▶ **Your objective**
An exact copy of the records is required, minus the pictures they hold.

▶ **Input for this task**
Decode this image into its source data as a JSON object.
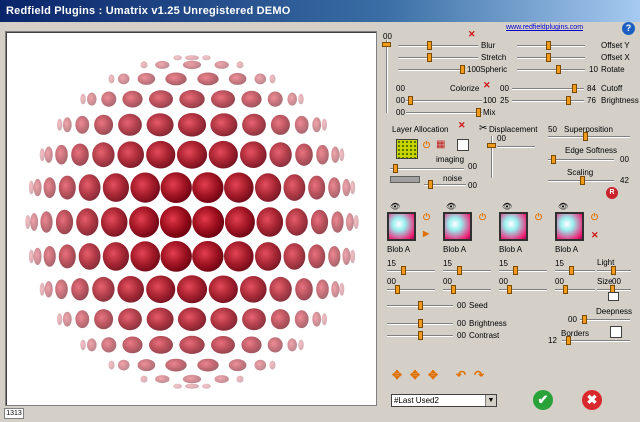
{
  "title": "Redfield Plugins : Umatrix v1.25     Unregistered  DEMO",
  "url": "www.redfieldplugins.com",
  "help_glyph": "?",
  "status": "1313",
  "sliders": {
    "left_vert_val": "00",
    "blur": {
      "label": "Blur"
    },
    "stretch": {
      "label": "Stretch"
    },
    "sphere": {
      "value": "100",
      "label": "Spheric"
    },
    "offset_y": {
      "label": "Offset Y"
    },
    "offset_x": {
      "label": "Offset X"
    },
    "rotate": {
      "value": "10",
      "label": "Rotate"
    },
    "colorize": {
      "label": "Colorize",
      "v1": "00",
      "v2": "00",
      "v3": "00",
      "v4": "100"
    },
    "mix": {
      "label": "Mix"
    },
    "cutoff": {
      "value": "84",
      "label": "Cutoff",
      "pre": "00"
    },
    "brightness_top": {
      "value": "76",
      "label": "Brightness",
      "pre": "25"
    }
  },
  "layer": {
    "label": "Layer Allocation",
    "imaging": "imaging",
    "noise": "noise",
    "v_imaging": "00",
    "v_noise": "00"
  },
  "displacement": {
    "label": "Displacement",
    "value": "00"
  },
  "superposition": {
    "label": "Superposition",
    "value": "50"
  },
  "edge_softness": {
    "label": "Edge Softness",
    "value": "00"
  },
  "scaling": {
    "label": "Scaling",
    "value": "42"
  },
  "reset_glyph": "R",
  "blobs": [
    {
      "label": "Blob A",
      "v1": "15",
      "v2": "00"
    },
    {
      "label": "Blob A",
      "v1": "15",
      "v2": "00"
    },
    {
      "label": "Blob A",
      "v1": "15",
      "v2": "00"
    },
    {
      "label": "Blob A",
      "v1": "15",
      "v2": "00"
    }
  ],
  "light": {
    "label": "Light"
  },
  "size": {
    "label": "Size",
    "value": "00"
  },
  "seed": {
    "label": "Seed",
    "value": "00"
  },
  "brightness": {
    "label": "Brightness",
    "value": "00"
  },
  "contrast": {
    "label": "Contrast",
    "value": "00"
  },
  "deepness": {
    "label": "Deepness",
    "value": "00"
  },
  "borders": {
    "label": "Borders",
    "value": "12"
  },
  "preset": {
    "selected": "#Last Used2"
  },
  "glyphs": {
    "ok": "✔",
    "cancel": "✖",
    "close_x": "✕",
    "power": "⏻",
    "eye": "👁",
    "arrow": "▶",
    "nav": "✥",
    "undo": "↶",
    "redo": "↷",
    "dropdown": "▼",
    "grid": "▦",
    "scissors": "✂"
  }
}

▶ **Task response**
Decode this image into its source data as a JSON object.
{
  "title": "Redfield Plugins : Umatrix v1.25     Unregistered  DEMO",
  "url": "www.redfieldplugins.com",
  "help_glyph": "?",
  "status": "1313",
  "sliders": {
    "left_vert_val": "00",
    "blur": {
      "label": "Blur"
    },
    "stretch": {
      "label": "Stretch"
    },
    "sphere": {
      "value": "100",
      "label": "Spheric"
    },
    "offset_y": {
      "label": "Offset Y"
    },
    "offset_x": {
      "label": "Offset X"
    },
    "rotate": {
      "value": "10",
      "label": "Rotate"
    },
    "colorize": {
      "label": "Colorize",
      "v1": "00",
      "v2": "00",
      "v3": "00",
      "v4": "100"
    },
    "mix": {
      "label": "Mix"
    },
    "cutoff": {
      "value": "84",
      "label": "Cutoff",
      "pre": "00"
    },
    "brightness_top": {
      "value": "76",
      "label": "Brightness",
      "pre": "25"
    }
  },
  "layer": {
    "label": "Layer Allocation",
    "imaging": "imaging",
    "noise": "noise",
    "v_imaging": "00",
    "v_noise": "00"
  },
  "displacement": {
    "label": "Displacement",
    "value": "00"
  },
  "superposition": {
    "label": "Superposition",
    "value": "50"
  },
  "edge_softness": {
    "label": "Edge Softness",
    "value": "00"
  },
  "scaling": {
    "label": "Scaling",
    "value": "42"
  },
  "reset_glyph": "R",
  "blobs": [
    {
      "label": "Blob A",
      "v1": "15",
      "v2": "00"
    },
    {
      "label": "Blob A",
      "v1": "15",
      "v2": "00"
    },
    {
      "label": "Blob A",
      "v1": "15",
      "v2": "00"
    },
    {
      "label": "Blob A",
      "v1": "15",
      "v2": "00"
    }
  ],
  "light": {
    "label": "Light"
  },
  "size": {
    "label": "Size",
    "value": "00"
  },
  "seed": {
    "label": "Seed",
    "value": "00"
  },
  "brightness": {
    "label": "Brightness",
    "value": "00"
  },
  "contrast": {
    "label": "Contrast",
    "value": "00"
  },
  "deepness": {
    "label": "Deepness",
    "value": "00"
  },
  "borders": {
    "label": "Borders",
    "value": "12"
  },
  "preset": {
    "selected": "#Last Used2"
  },
  "glyphs": {
    "ok": "✔",
    "cancel": "✖",
    "close_x": "✕",
    "power": "⏻",
    "eye": "👁",
    "arrow": "▶",
    "nav": "✥",
    "undo": "↶",
    "redo": "↷",
    "dropdown": "▼",
    "grid": "▦",
    "scissors": "✂"
  }
}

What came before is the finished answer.